"""

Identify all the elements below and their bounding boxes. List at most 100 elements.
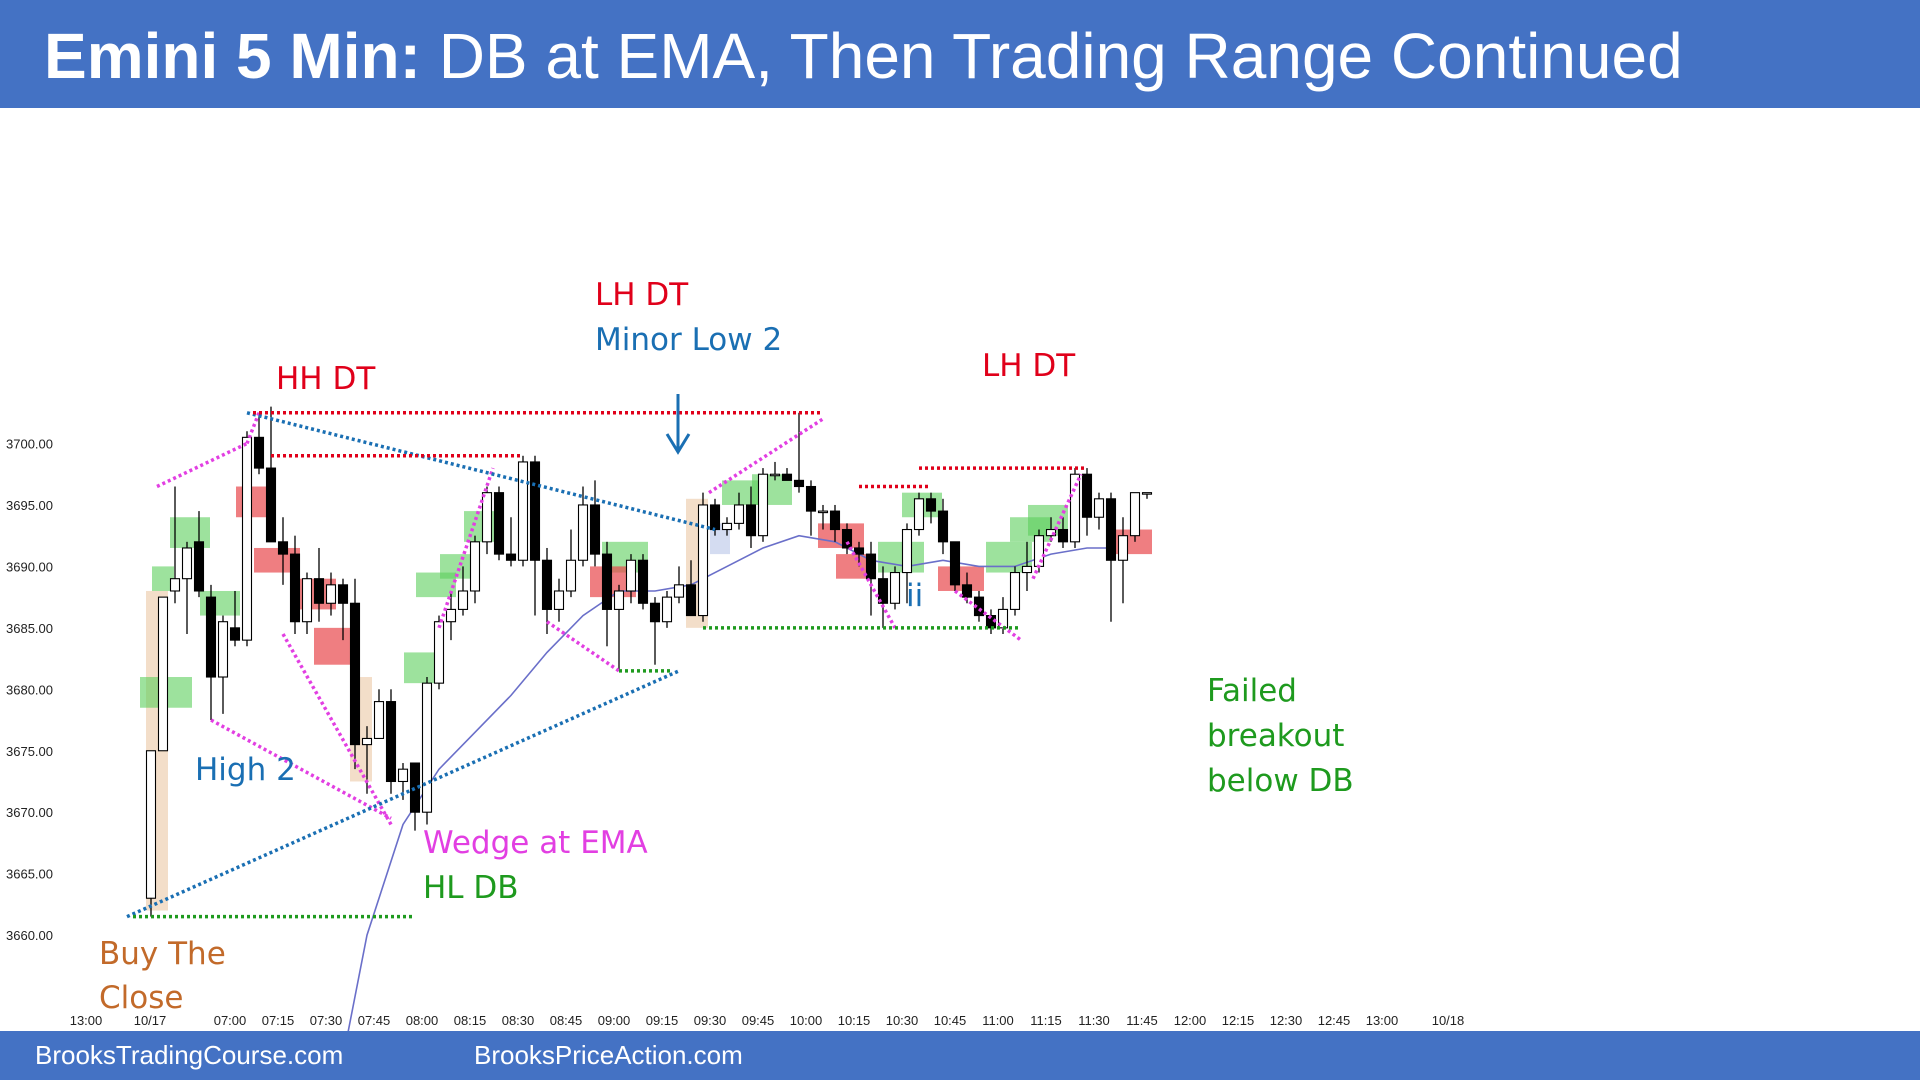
candle-body — [913, 498, 925, 531]
candle-81 — [1117, 517, 1129, 604]
candle-body — [601, 553, 613, 610]
highlight-box-red — [818, 523, 864, 548]
candle-body — [925, 498, 937, 512]
candle-body — [853, 547, 865, 555]
candle-body — [589, 504, 601, 555]
candle-19 — [373, 689, 385, 740]
candle-40 — [625, 554, 637, 604]
candle-6 — [217, 615, 229, 714]
highlight-box-green — [152, 566, 174, 591]
dotted-line-magenta — [1031, 473, 1083, 580]
candle-13 — [301, 572, 313, 634]
candle-body — [313, 578, 325, 604]
candle-77 — [1069, 468, 1081, 548]
ema-line — [347, 534, 1111, 1031]
y-axis: 3700.00 3695.00 3690.00 3685.00 3680.00 3675.… — [6, 437, 53, 944]
candle-body — [397, 768, 409, 783]
candle-60 — [865, 541, 877, 616]
annotation-minor-low-2: Minor Low 2 — [595, 322, 782, 358]
candle-39 — [613, 584, 625, 671]
candle-body — [349, 602, 361, 746]
candle-body — [565, 559, 577, 592]
candle-54 — [793, 412, 805, 493]
candle-42 — [649, 597, 661, 665]
candle-30 — [505, 517, 517, 567]
candle-10 — [265, 406, 277, 543]
x-tick-label: 09:00 — [598, 1013, 631, 1028]
candle-body — [229, 627, 241, 641]
candle-body — [169, 578, 181, 592]
title-rest: DB at EMA, Then Trading Range Continued — [420, 20, 1683, 92]
y-tick-label: 3690.00 — [6, 559, 53, 574]
x-tick-label: 09:45 — [742, 1013, 775, 1028]
candle-body — [757, 473, 769, 537]
candle-body — [517, 461, 529, 561]
candle-body — [817, 510, 829, 514]
candle-16 — [337, 578, 349, 641]
x-tick-label: 11:15 — [1030, 1013, 1062, 1028]
x-tick-label: 11:45 — [1126, 1013, 1158, 1028]
candle-body — [781, 473, 793, 481]
candle-body — [577, 504, 589, 561]
candle-79 — [1093, 492, 1105, 530]
x-tick-label: 08:15 — [454, 1013, 487, 1028]
candle-body — [541, 559, 553, 610]
candle-body — [481, 492, 493, 543]
candle-55 — [805, 480, 817, 536]
candle-48 — [721, 517, 733, 536]
annotation-high-2: High 2 — [195, 752, 296, 788]
x-tick-label: 12:00 — [1174, 1013, 1207, 1028]
candle-34 — [553, 578, 565, 622]
candle-12 — [289, 535, 301, 634]
footer-right-link[interactable]: BrooksPriceAction.com — [474, 1040, 743, 1070]
candle-body — [217, 621, 229, 678]
candle-17 — [349, 578, 361, 770]
x-tick-label: 07:45 — [358, 1013, 391, 1028]
candle-body — [1021, 565, 1033, 574]
annotation-lh-dt-2: LH DT — [982, 348, 1076, 384]
candle-body — [937, 510, 949, 543]
x-tick-label: 08:00 — [406, 1013, 439, 1028]
candle-1 — [157, 596, 169, 752]
candle-body — [385, 701, 397, 783]
candle-72 — [1009, 566, 1021, 616]
candle-7 — [229, 590, 241, 647]
footer-left-link[interactable]: BrooksTradingCourse.com — [35, 1040, 344, 1070]
candle-body — [841, 528, 853, 549]
annotation-failed: Failed — [1207, 673, 1297, 709]
highlight-box-red — [938, 566, 984, 591]
annotation-ii: ii — [906, 578, 923, 614]
candle-body — [805, 485, 817, 512]
candle-body — [289, 553, 301, 623]
candle-body — [1069, 473, 1081, 543]
candle-body — [697, 504, 709, 617]
candle-25 — [445, 590, 457, 641]
highlight-box-green — [878, 541, 924, 573]
candle-body — [769, 473, 781, 477]
title-bold: Emini 5 Min: — [44, 20, 421, 92]
candle-body — [265, 467, 277, 543]
candle-44 — [673, 566, 685, 604]
x-tick-label: 13:00 — [1366, 1013, 1399, 1028]
candle-body — [445, 608, 457, 623]
dotted-line-magenta — [708, 417, 824, 495]
footer-band: BrooksTradingCourse.com BrooksPriceActio… — [0, 1031, 1920, 1080]
x-tick-label: 10/17 — [134, 1013, 167, 1028]
candle-body — [325, 584, 337, 604]
candle-64 — [913, 492, 925, 536]
candle-65 — [925, 492, 937, 524]
x-tick-label: 11:00 — [982, 1013, 1014, 1028]
candle-9 — [253, 412, 265, 475]
x-tick-label: 11:30 — [1078, 1013, 1110, 1028]
candle-26 — [457, 566, 469, 616]
candle-76 — [1057, 517, 1069, 548]
x-tick-label: 07:30 — [310, 1013, 343, 1028]
x-tick-label: 07:00 — [214, 1013, 247, 1028]
candle-body — [181, 547, 193, 580]
candle-35 — [565, 529, 577, 598]
x-tick-label: 09:15 — [646, 1013, 679, 1028]
y-tick-label: 3700.00 — [6, 437, 53, 452]
candle-33 — [541, 547, 553, 634]
candle-45 — [685, 560, 697, 617]
candle-62 — [889, 566, 901, 610]
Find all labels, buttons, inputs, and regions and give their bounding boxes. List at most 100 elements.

"""

■ **ЗАДАНИЕ**
Соберите из записей выше все строки, в которых есть слово «List», и приведите их полностью.

■ **ОТВЕТ К ЗАДАНИЮ**
Identify all the elements below and their bounding boxes. List at most 100 elements.
Find all labels, buttons, inputs, and regions and give their bounding boxes. List at most 100 elements.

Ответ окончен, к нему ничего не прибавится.